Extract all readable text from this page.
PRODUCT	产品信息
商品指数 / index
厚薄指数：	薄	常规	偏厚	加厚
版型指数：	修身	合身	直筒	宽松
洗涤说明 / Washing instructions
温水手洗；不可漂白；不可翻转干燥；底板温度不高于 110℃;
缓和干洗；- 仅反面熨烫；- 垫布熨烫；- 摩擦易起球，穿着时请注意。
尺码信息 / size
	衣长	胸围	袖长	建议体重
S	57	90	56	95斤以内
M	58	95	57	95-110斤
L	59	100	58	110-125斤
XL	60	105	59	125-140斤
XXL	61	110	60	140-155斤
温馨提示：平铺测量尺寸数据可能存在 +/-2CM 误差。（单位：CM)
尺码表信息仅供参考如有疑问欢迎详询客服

= = = =

### WHAT YOU WILL DO
Each line above must be reproduced exactly as it stands.

### SOLUTION FOR THIS PROBLEM
Extract all readable text from this page.
PRODUCT	产品信息
商品指数 / index
厚薄指数：	薄	常规	偏厚	加厚
版型指数：	修身	合身	直筒	宽松
洗涤说明 / Washing instructions
温水手洗；不可漂白；不可翻转干燥；底板温度不高于 110℃;
缓和干洗；- 仅反面熨烫；- 垫布熨烫；- 摩擦易起球，穿着时请注意。
尺码信息 / size
	衣长	胸围	袖长	建议体重
S	57	90	56	95斤以内
M	58	95	57	95-110斤
L	59	100	58	110-125斤
XL	60	105	59	125-140斤
XXL	61	110	60	140-155斤
温馨提示：平铺测量尺寸数据可能存在 +/-2CM 误差。（单位：CM)
尺码表信息仅供参考如有疑问欢迎详询客服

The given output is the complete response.